> _Written request_
Pull out every line from the listing that has the word "name".

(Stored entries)

··········

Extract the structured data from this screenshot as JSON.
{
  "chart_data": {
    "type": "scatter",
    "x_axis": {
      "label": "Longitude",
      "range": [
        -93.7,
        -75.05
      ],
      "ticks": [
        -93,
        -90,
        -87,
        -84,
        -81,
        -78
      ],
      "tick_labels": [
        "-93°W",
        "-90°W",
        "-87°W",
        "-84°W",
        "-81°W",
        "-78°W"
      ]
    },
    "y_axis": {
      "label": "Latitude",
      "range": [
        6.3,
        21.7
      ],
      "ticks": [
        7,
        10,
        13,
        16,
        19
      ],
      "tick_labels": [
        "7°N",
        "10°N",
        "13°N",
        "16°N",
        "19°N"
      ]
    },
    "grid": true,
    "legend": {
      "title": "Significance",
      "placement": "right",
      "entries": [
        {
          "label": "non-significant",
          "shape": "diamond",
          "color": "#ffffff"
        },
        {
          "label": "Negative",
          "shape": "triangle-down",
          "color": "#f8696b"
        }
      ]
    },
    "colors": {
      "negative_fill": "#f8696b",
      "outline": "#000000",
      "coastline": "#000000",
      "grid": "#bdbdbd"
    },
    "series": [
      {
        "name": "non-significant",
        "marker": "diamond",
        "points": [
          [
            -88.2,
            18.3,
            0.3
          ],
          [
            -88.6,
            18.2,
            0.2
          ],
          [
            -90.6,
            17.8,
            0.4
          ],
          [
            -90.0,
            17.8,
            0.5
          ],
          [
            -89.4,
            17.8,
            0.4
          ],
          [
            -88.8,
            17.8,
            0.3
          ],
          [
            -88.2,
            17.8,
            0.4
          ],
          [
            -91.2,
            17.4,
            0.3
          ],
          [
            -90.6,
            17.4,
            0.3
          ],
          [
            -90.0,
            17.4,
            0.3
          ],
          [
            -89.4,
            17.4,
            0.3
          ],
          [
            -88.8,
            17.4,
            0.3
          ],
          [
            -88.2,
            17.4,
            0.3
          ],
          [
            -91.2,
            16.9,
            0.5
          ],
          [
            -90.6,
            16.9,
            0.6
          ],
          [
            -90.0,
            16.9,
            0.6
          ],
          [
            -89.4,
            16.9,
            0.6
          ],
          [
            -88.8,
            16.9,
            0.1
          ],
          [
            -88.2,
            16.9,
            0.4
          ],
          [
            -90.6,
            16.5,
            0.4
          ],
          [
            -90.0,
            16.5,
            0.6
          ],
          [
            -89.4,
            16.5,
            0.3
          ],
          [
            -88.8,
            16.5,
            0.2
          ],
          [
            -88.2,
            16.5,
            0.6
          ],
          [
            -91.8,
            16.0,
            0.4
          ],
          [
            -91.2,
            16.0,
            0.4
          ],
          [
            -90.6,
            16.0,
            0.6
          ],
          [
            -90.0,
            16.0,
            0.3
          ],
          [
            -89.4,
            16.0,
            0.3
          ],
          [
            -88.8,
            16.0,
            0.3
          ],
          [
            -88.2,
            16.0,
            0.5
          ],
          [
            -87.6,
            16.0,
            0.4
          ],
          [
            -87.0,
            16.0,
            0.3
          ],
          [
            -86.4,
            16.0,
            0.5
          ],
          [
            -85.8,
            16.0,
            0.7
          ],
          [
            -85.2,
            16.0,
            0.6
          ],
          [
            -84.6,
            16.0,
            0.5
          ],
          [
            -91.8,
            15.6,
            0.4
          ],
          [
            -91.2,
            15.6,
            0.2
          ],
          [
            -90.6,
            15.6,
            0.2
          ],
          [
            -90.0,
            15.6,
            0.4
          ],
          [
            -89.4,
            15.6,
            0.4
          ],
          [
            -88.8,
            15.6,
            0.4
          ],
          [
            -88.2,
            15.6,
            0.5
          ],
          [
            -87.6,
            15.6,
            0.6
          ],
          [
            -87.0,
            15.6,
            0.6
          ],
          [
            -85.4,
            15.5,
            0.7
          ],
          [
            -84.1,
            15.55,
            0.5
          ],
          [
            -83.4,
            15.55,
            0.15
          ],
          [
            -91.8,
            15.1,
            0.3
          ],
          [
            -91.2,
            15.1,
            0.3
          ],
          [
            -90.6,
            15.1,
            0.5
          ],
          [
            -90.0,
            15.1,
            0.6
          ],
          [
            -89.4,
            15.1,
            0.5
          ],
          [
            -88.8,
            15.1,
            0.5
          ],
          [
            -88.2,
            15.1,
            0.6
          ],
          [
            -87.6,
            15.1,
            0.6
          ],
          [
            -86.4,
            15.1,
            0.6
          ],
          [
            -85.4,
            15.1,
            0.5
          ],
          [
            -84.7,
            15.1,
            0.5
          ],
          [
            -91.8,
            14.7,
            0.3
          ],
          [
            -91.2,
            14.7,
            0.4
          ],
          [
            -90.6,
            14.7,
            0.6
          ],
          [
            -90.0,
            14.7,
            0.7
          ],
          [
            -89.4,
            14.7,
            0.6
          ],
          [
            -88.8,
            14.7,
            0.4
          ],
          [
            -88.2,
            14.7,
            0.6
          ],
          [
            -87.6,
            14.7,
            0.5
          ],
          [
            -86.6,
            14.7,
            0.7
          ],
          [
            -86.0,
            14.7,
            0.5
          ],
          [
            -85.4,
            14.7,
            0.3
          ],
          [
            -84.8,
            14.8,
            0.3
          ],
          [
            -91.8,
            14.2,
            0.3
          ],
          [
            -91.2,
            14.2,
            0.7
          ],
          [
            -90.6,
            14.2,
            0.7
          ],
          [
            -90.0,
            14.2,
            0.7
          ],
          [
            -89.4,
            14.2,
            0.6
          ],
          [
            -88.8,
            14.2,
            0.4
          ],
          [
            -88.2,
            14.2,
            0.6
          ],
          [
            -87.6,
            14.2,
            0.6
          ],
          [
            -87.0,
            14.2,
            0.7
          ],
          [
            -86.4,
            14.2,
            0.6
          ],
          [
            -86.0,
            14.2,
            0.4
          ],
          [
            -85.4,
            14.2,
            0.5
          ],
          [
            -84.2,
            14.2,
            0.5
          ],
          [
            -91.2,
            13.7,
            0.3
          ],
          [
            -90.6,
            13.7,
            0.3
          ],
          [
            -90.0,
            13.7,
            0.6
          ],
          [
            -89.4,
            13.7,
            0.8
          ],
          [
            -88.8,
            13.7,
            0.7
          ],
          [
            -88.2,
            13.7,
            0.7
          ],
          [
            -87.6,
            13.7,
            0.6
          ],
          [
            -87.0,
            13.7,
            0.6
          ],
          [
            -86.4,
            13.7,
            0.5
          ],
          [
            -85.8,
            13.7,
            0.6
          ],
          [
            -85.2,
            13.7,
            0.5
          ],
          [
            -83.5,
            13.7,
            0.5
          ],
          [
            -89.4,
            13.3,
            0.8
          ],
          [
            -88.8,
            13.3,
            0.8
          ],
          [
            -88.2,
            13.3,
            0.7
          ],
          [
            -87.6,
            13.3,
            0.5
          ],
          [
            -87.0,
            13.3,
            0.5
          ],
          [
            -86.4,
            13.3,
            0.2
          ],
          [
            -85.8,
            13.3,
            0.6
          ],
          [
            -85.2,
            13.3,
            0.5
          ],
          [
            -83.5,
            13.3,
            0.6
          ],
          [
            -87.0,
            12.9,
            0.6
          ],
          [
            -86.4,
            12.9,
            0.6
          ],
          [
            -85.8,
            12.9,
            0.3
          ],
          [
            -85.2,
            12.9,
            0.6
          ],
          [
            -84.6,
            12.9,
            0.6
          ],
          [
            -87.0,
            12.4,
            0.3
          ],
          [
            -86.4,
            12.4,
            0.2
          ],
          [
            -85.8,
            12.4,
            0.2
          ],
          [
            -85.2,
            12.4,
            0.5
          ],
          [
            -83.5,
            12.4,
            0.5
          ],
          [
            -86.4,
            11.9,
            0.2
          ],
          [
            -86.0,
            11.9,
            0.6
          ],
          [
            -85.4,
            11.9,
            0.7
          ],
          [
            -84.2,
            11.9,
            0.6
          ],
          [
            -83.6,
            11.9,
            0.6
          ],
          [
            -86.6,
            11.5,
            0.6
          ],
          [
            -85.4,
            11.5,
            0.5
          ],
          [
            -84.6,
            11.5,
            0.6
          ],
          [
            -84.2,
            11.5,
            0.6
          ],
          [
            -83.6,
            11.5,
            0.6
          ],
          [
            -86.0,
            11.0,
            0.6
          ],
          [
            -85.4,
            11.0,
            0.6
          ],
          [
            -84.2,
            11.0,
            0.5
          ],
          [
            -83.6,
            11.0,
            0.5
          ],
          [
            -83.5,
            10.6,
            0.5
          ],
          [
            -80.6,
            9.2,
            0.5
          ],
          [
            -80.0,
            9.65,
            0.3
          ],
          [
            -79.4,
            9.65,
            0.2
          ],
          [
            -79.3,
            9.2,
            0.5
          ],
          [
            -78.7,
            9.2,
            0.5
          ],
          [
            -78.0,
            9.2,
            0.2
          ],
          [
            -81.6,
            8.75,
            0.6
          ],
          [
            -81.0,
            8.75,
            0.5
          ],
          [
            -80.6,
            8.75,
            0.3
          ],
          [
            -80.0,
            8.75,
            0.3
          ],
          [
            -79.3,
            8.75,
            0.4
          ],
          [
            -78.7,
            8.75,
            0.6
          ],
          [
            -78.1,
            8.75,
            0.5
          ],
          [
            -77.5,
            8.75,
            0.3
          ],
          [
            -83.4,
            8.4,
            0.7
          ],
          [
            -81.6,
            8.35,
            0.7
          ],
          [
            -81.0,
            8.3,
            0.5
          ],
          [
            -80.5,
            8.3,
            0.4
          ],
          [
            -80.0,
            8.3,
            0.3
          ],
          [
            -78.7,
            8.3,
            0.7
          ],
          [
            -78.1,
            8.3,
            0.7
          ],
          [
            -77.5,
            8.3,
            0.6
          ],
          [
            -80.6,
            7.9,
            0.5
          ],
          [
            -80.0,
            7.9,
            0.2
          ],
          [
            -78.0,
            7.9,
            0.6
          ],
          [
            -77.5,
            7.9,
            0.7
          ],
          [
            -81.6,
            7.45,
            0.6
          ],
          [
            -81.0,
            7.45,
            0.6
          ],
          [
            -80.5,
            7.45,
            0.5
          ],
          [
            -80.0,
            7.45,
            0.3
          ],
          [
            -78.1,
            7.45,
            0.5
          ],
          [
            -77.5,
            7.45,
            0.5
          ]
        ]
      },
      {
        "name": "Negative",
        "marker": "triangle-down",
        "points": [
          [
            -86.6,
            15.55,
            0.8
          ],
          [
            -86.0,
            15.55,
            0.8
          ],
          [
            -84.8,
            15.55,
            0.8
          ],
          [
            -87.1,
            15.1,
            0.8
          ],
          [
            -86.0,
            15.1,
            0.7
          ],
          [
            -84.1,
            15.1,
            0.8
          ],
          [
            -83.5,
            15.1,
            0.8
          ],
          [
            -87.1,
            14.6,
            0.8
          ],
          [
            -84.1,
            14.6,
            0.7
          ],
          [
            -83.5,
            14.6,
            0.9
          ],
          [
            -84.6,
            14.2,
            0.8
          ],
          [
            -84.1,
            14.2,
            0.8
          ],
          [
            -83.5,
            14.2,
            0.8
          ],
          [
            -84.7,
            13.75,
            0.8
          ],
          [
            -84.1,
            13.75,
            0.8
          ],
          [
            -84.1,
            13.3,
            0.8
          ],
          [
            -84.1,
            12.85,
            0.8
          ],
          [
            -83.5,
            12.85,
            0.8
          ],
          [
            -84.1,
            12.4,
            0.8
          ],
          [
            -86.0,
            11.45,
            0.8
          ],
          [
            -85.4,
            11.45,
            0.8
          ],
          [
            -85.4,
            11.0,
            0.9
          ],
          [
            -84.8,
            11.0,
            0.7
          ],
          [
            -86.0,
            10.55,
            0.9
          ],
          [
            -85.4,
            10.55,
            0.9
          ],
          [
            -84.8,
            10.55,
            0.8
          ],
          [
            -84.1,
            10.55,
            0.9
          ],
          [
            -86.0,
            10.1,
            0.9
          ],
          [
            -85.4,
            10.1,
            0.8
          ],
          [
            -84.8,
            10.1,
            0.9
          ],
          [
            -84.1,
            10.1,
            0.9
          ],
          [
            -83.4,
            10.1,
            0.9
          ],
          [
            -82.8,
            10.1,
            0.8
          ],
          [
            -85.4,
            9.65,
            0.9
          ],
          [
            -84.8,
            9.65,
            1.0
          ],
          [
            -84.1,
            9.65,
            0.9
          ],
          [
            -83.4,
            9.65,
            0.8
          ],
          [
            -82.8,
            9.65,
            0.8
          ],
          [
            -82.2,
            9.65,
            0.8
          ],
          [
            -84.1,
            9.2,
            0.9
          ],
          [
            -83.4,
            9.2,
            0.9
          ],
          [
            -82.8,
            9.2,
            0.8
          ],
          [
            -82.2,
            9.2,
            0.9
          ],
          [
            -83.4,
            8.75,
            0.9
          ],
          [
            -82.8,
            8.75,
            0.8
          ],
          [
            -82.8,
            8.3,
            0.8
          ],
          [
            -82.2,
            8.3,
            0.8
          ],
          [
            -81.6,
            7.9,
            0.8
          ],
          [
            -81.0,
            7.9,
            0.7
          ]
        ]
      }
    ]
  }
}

··········

> _Answer to this problem_
        "name": "non-significant",
        "name": "Negative",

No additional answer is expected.